*WHAT YOU ARE ASKED TO DO:* Identify every line in the records below that contains the word "rucola", and copy each of those lines.

*DATA ROWS:*
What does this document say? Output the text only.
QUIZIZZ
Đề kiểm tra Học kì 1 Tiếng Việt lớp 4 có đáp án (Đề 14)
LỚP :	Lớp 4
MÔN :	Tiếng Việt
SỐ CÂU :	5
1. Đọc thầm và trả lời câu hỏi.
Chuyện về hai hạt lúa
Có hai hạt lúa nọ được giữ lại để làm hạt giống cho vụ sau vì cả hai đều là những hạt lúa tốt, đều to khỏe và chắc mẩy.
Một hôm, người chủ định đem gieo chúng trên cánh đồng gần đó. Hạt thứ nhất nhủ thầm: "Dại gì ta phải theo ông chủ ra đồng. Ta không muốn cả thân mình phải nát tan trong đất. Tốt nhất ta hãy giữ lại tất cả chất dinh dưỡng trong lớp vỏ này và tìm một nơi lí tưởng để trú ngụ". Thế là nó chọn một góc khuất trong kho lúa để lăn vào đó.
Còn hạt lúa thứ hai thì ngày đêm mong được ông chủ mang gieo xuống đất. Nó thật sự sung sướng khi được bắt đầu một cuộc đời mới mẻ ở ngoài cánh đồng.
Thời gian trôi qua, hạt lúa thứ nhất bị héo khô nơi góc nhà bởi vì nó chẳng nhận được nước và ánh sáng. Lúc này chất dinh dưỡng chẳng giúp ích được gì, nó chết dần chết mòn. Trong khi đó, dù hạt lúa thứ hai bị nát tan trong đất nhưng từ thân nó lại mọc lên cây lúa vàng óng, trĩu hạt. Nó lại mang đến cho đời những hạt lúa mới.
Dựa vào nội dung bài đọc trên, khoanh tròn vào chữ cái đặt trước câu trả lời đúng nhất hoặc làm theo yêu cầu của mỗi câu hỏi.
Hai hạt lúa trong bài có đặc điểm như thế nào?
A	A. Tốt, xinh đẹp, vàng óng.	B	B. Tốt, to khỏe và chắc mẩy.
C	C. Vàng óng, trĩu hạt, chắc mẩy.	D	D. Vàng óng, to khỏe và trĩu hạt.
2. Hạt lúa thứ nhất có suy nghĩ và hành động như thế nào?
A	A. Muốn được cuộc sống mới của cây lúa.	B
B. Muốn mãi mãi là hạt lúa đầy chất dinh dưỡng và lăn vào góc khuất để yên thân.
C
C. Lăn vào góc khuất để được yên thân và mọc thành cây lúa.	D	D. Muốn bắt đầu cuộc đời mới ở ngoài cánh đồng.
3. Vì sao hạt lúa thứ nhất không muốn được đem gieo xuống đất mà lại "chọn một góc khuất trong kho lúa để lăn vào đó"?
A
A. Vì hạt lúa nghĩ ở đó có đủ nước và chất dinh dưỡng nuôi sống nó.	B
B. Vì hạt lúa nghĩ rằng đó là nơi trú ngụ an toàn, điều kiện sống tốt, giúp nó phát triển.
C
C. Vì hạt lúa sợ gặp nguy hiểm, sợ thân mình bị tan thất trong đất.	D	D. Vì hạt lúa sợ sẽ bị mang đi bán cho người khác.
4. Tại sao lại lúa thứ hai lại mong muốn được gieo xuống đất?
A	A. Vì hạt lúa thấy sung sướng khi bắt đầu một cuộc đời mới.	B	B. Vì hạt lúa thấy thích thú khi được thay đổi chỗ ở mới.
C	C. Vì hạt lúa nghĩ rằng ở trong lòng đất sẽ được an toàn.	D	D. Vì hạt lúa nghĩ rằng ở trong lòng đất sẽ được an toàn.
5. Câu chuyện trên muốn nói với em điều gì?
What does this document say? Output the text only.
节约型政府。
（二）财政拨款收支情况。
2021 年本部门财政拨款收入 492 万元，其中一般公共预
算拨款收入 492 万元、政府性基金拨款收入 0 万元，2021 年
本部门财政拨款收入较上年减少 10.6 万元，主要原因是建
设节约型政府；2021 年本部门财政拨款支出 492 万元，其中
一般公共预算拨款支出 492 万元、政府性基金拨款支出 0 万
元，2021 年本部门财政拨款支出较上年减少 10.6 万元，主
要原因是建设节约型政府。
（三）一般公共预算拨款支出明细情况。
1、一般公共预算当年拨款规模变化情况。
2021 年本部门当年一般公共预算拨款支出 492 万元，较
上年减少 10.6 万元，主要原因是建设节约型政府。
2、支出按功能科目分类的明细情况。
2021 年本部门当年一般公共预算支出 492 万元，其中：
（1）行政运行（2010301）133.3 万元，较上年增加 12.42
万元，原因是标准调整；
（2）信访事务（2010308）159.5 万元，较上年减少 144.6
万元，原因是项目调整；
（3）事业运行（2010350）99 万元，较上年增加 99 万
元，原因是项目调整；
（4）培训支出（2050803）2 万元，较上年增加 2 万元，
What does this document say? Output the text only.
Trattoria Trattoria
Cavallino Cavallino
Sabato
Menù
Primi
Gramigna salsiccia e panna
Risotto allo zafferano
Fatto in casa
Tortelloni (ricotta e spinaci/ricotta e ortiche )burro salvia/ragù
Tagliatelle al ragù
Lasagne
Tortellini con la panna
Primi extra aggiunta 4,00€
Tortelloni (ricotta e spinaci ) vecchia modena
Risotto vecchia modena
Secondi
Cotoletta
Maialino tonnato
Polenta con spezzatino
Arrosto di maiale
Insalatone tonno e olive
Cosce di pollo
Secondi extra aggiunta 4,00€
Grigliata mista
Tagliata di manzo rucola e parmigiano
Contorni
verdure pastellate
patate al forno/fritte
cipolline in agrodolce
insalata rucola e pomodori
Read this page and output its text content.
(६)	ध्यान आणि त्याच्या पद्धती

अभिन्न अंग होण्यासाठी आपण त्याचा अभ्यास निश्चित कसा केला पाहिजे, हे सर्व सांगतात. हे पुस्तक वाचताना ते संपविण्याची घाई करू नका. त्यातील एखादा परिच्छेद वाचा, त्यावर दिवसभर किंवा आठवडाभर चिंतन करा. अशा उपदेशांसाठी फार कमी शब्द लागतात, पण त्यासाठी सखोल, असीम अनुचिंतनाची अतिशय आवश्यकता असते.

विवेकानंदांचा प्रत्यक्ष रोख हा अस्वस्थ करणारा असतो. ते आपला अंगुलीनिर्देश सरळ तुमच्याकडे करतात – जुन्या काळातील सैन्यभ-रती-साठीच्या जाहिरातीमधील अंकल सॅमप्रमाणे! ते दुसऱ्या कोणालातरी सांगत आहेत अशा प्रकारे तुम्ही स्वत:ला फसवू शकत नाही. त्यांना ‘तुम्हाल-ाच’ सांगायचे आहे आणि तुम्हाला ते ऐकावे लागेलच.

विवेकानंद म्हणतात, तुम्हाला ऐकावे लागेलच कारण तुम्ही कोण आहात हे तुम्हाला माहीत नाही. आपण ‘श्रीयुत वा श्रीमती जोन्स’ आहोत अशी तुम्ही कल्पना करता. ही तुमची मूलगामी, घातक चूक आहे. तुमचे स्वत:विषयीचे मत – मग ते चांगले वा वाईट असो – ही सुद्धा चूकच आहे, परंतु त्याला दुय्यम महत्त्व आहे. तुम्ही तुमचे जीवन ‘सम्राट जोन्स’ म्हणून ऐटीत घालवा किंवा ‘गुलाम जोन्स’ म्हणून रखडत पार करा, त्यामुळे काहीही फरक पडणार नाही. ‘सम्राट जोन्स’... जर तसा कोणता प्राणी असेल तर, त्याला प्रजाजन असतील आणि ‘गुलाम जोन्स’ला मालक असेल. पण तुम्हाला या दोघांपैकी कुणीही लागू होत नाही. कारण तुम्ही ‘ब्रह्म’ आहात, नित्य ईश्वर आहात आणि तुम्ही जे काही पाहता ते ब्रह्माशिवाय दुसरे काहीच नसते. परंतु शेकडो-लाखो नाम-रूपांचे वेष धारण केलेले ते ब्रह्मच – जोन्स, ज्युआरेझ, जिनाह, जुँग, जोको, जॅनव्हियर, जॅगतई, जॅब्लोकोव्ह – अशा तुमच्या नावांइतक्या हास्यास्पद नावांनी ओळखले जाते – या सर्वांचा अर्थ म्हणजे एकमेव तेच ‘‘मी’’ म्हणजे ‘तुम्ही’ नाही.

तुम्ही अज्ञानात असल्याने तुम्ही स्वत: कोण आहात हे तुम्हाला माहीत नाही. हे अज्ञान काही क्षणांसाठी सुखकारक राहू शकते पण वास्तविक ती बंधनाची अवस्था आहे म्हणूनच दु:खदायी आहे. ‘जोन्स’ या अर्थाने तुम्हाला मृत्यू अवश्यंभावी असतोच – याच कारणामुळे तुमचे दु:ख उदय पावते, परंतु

*TASK RESPONSE:*
Tagliata di manzo rucola e parmigiano
insalata rucola e pomodori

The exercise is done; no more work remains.